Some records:
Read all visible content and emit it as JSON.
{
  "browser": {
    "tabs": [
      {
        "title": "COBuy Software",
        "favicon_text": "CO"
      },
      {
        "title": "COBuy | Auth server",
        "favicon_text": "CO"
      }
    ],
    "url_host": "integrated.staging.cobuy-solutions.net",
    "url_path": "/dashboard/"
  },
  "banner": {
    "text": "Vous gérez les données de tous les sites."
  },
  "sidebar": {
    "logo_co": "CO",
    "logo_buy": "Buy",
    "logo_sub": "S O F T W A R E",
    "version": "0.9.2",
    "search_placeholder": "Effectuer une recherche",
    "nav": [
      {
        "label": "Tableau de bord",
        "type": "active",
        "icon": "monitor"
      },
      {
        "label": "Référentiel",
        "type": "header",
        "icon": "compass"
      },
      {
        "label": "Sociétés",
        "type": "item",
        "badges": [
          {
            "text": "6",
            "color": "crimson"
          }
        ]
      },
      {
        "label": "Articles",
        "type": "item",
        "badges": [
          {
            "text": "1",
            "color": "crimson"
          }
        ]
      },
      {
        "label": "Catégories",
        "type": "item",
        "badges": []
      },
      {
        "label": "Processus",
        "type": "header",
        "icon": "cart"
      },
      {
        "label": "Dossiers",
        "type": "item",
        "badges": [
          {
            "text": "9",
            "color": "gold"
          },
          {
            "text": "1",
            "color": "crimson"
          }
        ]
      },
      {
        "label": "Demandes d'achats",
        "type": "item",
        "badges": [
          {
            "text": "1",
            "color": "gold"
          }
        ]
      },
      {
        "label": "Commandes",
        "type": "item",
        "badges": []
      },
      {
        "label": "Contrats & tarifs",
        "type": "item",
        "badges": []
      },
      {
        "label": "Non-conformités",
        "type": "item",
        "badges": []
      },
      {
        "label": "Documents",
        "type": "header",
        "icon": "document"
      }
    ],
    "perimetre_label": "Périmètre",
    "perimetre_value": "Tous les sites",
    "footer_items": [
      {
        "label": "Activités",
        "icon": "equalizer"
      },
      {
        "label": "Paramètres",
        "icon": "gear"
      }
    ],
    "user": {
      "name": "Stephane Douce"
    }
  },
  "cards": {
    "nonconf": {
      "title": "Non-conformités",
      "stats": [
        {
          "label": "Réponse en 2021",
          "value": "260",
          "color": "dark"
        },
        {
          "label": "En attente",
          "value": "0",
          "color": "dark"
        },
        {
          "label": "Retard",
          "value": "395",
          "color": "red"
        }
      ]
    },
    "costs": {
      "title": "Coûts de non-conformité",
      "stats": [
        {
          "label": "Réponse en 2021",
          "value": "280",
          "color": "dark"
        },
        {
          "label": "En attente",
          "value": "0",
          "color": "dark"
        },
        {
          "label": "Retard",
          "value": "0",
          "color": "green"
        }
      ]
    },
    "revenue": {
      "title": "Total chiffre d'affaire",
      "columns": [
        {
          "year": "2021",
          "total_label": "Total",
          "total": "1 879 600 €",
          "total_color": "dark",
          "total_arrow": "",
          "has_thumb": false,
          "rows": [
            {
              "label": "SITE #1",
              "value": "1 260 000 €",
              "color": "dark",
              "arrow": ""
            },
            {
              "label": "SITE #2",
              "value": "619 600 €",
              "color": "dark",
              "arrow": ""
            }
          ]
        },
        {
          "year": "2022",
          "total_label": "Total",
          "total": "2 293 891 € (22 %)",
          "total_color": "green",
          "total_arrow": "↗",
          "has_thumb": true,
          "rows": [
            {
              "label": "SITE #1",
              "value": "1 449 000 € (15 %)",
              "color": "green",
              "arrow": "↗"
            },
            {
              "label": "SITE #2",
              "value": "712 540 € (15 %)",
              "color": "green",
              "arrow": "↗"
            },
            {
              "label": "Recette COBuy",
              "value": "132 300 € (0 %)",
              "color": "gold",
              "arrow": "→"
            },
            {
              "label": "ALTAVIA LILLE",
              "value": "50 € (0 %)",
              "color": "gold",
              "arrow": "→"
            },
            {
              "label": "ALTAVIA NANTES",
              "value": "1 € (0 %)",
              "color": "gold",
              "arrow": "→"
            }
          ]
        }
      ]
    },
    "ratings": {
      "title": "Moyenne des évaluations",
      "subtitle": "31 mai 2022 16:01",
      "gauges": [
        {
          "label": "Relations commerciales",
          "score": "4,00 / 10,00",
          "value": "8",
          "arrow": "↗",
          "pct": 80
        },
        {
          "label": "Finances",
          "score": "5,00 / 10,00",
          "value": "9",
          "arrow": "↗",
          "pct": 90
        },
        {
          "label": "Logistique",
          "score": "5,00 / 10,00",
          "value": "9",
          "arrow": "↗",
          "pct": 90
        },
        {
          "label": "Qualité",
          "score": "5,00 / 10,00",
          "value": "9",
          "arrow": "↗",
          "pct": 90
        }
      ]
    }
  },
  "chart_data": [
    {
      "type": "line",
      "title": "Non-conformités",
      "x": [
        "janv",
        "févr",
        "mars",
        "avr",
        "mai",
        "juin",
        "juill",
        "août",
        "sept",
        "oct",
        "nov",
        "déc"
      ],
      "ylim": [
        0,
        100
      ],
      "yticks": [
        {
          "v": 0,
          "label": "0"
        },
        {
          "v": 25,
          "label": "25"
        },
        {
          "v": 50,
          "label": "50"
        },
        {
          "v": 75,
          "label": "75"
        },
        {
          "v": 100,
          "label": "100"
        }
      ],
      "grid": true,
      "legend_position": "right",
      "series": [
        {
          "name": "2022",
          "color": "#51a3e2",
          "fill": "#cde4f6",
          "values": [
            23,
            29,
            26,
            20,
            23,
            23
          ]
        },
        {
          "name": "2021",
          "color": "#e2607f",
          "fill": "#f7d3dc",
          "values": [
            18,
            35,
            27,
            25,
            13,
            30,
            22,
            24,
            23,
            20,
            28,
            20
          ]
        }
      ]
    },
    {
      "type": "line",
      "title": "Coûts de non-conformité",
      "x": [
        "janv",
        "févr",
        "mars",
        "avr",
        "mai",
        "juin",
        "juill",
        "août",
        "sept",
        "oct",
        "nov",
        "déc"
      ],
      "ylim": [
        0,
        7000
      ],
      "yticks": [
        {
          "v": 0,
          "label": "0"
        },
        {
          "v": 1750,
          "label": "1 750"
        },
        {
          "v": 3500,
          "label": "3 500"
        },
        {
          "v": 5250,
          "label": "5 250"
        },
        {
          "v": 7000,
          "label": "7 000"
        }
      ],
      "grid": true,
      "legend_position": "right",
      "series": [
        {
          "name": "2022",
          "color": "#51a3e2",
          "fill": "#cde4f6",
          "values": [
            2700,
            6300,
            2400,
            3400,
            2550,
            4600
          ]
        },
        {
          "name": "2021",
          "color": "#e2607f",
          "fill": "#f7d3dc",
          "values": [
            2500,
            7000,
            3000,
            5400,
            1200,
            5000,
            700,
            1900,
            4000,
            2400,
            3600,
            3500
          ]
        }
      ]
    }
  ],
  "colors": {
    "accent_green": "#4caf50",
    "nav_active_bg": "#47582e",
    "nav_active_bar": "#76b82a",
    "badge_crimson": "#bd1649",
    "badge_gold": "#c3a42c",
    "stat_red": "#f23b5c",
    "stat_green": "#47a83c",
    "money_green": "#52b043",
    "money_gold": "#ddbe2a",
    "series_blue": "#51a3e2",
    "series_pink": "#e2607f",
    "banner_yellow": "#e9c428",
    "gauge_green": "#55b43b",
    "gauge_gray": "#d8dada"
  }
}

* Problem statement: Restate every line of the data word for word.

* Completed task:
Read all visible content and emit it as JSON.
{
  "browser": {
    "tabs": [
      {
        "title": "COBuy Software",
        "favicon_text": "CO"
      },
      {
        "title": "COBuy | Auth server",
        "favicon_text": "CO"
      }
    ],
    "url_host": "integrated.staging.cobuy-solutions.net",
    "url_path": "/dashboard/"
  },
  "banner": {
    "text": "Vous gérez les données de tous les sites."
  },
  "sidebar": {
    "logo_co": "CO",
    "logo_buy": "Buy",
    "logo_sub": "S O F T W A R E",
    "version": "0.9.2",
    "search_placeholder": "Effectuer une recherche",
    "nav": [
      {
        "label": "Tableau de bord",
        "type": "active",
        "icon": "monitor"
      },
      {
        "label": "Référentiel",
        "type": "header",
        "icon": "compass"
      },
      {
        "label": "Sociétés",
        "type": "item",
        "badges": [
          {
            "text": "6",
            "color": "crimson"
          }
        ]
      },
      {
        "label": "Articles",
        "type": "item",
        "badges": [
          {
            "text": "1",
            "color": "crimson"
          }
        ]
      },
      {
        "label": "Catégories",
        "type": "item",
        "badges": []
      },
      {
        "label": "Processus",
        "type": "header",
        "icon": "cart"
      },
      {
        "label": "Dossiers",
        "type": "item",
        "badges": [
          {
            "text": "9",
            "color": "gold"
          },
          {
            "text": "1",
            "color": "crimson"
          }
        ]
      },
      {
        "label": "Demandes d'achats",
        "type": "item",
        "badges": [
          {
            "text": "1",
            "color": "gold"
          }
        ]
      },
      {
        "label": "Commandes",
        "type": "item",
        "badges": []
      },
      {
        "label": "Contrats & tarifs",
        "type": "item",
        "badges": []
      },
      {
        "label": "Non-conformités",
        "type": "item",
        "badges": []
      },
      {
        "label": "Documents",
        "type": "header",
        "icon": "document"
      }
    ],
    "perimetre_label": "Périmètre",
    "perimetre_value": "Tous les sites",
    "footer_items": [
      {
        "label": "Activités",
        "icon": "equalizer"
      },
      {
        "label": "Paramètres",
        "icon": "gear"
      }
    ],
    "user": {
      "name": "Stephane Douce"
    }
  },
  "cards": {
    "nonconf": {
      "title": "Non-conformités",
      "stats": [
        {
          "label": "Réponse en 2021",
          "value": "260",
          "color": "dark"
        },
        {
          "label": "En attente",
          "value": "0",
          "color": "dark"
        },
        {
          "label": "Retard",
          "value": "395",
          "color": "red"
        }
      ]
    },
    "costs": {
      "title": "Coûts de non-conformité",
      "stats": [
        {
          "label": "Réponse en 2021",
          "value": "280",
          "color": "dark"
        },
        {
          "label": "En attente",
          "value": "0",
          "color": "dark"
        },
        {
          "label": "Retard",
          "value": "0",
          "color": "green"
        }
      ]
    },
    "revenue": {
      "title": "Total chiffre d'affaire",
      "columns": [
        {
          "year": "2021",
          "total_label": "Total",
          "total": "1 879 600 €",
          "total_color": "dark",
          "total_arrow": "",
          "has_thumb": false,
          "rows": [
            {
              "label": "SITE #1",
              "value": "1 260 000 €",
              "color": "dark",
              "arrow": ""
            },
            {
              "label": "SITE #2",
              "value": "619 600 €",
              "color": "dark",
              "arrow": ""
            }
          ]
        },
        {
          "year": "2022",
          "total_label": "Total",
          "total": "2 293 891 € (22 %)",
          "total_color": "green",
          "total_arrow": "↗",
          "has_thumb": true,
          "rows": [
            {
              "label": "SITE #1",
              "value": "1 449 000 € (15 %)",
              "color": "green",
              "arrow": "↗"
            },
            {
              "label": "SITE #2",
              "value": "712 540 € (15 %)",
              "color": "green",
              "arrow": "↗"
            },
            {
              "label": "Recette COBuy",
              "value": "132 300 € (0 %)",
              "color": "gold",
              "arrow": "→"
            },
            {
              "label": "ALTAVIA LILLE",
              "value": "50 € (0 %)",
              "color": "gold",
              "arrow": "→"
            },
            {
              "label": "ALTAVIA NANTES",
              "value": "1 € (0 %)",
              "color": "gold",
              "arrow": "→"
            }
          ]
        }
      ]
    },
    "ratings": {
      "title": "Moyenne des évaluations",
      "subtitle": "31 mai 2022 16:01",
      "gauges": [
        {
          "label": "Relations commerciales",
          "score": "4,00 / 10,00",
          "value": "8",
          "arrow": "↗",
          "pct": 80
        },
        {
          "label": "Finances",
          "score": "5,00 / 10,00",
          "value": "9",
          "arrow": "↗",
          "pct": 90
        },
        {
          "label": "Logistique",
          "score": "5,00 / 10,00",
          "value": "9",
          "arrow": "↗",
          "pct": 90
        },
        {
          "label": "Qualité",
          "score": "5,00 / 10,00",
          "value": "9",
          "arrow": "↗",
          "pct": 90
        }
      ]
    }
  },
  "chart_data": [
    {
      "type": "line",
      "title": "Non-conformités",
      "x": [
        "janv",
        "févr",
        "mars",
        "avr",
        "mai",
        "juin",
        "juill",
        "août",
        "sept",
        "oct",
        "nov",
        "déc"
      ],
      "ylim": [
        0,
        100
      ],
      "yticks": [
        {
          "v": 0,
          "label": "0"
        },
        {
          "v": 25,
          "label": "25"
        },
        {
          "v": 50,
          "label": "50"
        },
        {
          "v": 75,
          "label": "75"
        },
        {
          "v": 100,
          "label": "100"
        }
      ],
      "grid": true,
      "legend_position": "right",
      "series": [
        {
          "name": "2022",
          "color": "#51a3e2",
          "fill": "#cde4f6",
          "values": [
            23,
            29,
            26,
            20,
            23,
            23
          ]
        },
        {
          "name": "2021",
          "color": "#e2607f",
          "fill": "#f7d3dc",
          "values": [
            18,
            35,
            27,
            25,
            13,
            30,
            22,
            24,
            23,
            20,
            28,
            20
          ]
        }
      ]
    },
    {
      "type": "line",
      "title": "Coûts de non-conformité",
      "x": [
        "janv",
        "févr",
        "mars",
        "avr",
        "mai",
        "juin",
        "juill",
        "août",
        "sept",
        "oct",
        "nov",
        "déc"
      ],
      "ylim": [
        0,
        7000
      ],
      "yticks": [
        {
          "v": 0,
          "label": "0"
        },
        {
          "v": 1750,
          "label": "1 750"
        },
        {
          "v": 3500,
          "label": "3 500"
        },
        {
          "v": 5250,
          "label": "5 250"
        },
        {
          "v": 7000,
          "label": "7 000"
        }
      ],
      "grid": true,
      "legend_position": "right",
      "series": [
        {
          "name": "2022",
          "color": "#51a3e2",
          "fill": "#cde4f6",
          "values": [
            2700,
            6300,
            2400,
            3400,
            2550,
            4600
          ]
        },
        {
          "name": "2021",
          "color": "#e2607f",
          "fill": "#f7d3dc",
          "values": [
            2500,
            7000,
            3000,
            5400,
            1200,
            5000,
            700,
            1900,
            4000,
            2400,
            3600,
            3500
          ]
        }
      ]
    }
  ],
  "colors": {
    "accent_green": "#4caf50",
    "nav_active_bg": "#47582e",
    "nav_active_bar": "#76b82a",
    "badge_crimson": "#bd1649",
    "badge_gold": "#c3a42c",
    "stat_red": "#f23b5c",
    "stat_green": "#47a83c",
    "money_green": "#52b043",
    "money_gold": "#ddbe2a",
    "series_blue": "#51a3e2",
    "series_pink": "#e2607f",
    "banner_yellow": "#e9c428",
    "gauge_green": "#55b43b",
    "gauge_gray": "#d8dada"
  }
}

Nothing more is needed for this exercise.